** BEGIN **

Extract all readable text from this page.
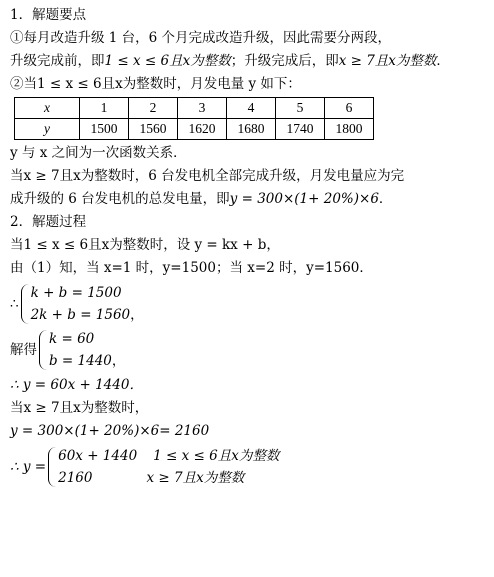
1．解题要点
①每月改造升级 1 台，6 个月完成改造升级，因此需要分两段，
升级完成前，即1 ≤ x ≤ 6且x为整数；升级完成后，即x ≥ 7且x为整数．
②当1 ≤ x ≤ 6且x为整数时，月发电量 y 如下：
x	1	2	3	4	5	6
y	1500	1560	1620	1680	1740	1800
y 与 x 之间为一次函数关系．
当x ≥ 7且x为整数时，6 台发电机全部完成升级，月发电量应为完
成升级的 6 台发电机的总发电量，即y = 300×(1+ 20%)×6．
2．解题过程
当1 ≤ x ≤ 6且x为整数时，设 y = kx + b，
由（1）知，当 x=1 时，y=1500；当 x=2 时，y=1560．
∴
k + b = 1500
2k + b = 1560，
解得
k = 60
b = 1440，
∴ y = 60x + 1440．
当x ≥ 7且x为整数时，
y = 300×(1+ 20%)×6= 2160
∴ y =
60x + 1440 1 ≤ x ≤ 6且x为整数
2160	x ≥ 7且x为整数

** END **

Output all of the entries verbatim, leaving out any images.

Extract all readable text from this page.
1．解题要点
①每月改造升级 1 台，6 个月完成改造升级，因此需要分两段，
升级完成前，即1 ≤ x ≤ 6且x为整数；升级完成后，即x ≥ 7且x为整数．
②当1 ≤ x ≤ 6且x为整数时，月发电量 y 如下：
x	1	2	3	4	5	6
y	1500	1560	1620	1680	1740	1800
y 与 x 之间为一次函数关系．
当x ≥ 7且x为整数时，6 台发电机全部完成升级，月发电量应为完
成升级的 6 台发电机的总发电量，即y = 300×(1+ 20%)×6．
2．解题过程
当1 ≤ x ≤ 6且x为整数时，设 y = kx + b，
由（1）知，当 x=1 时，y=1500；当 x=2 时，y=1560．
∴
k + b = 1500
2k + b = 1560，
解得
k = 60
b = 1440，
∴ y = 60x + 1440．
当x ≥ 7且x为整数时，
y = 300×(1+ 20%)×6= 2160
∴ y =
60x + 1440 1 ≤ x ≤ 6且x为整数
2160	x ≥ 7且x为整数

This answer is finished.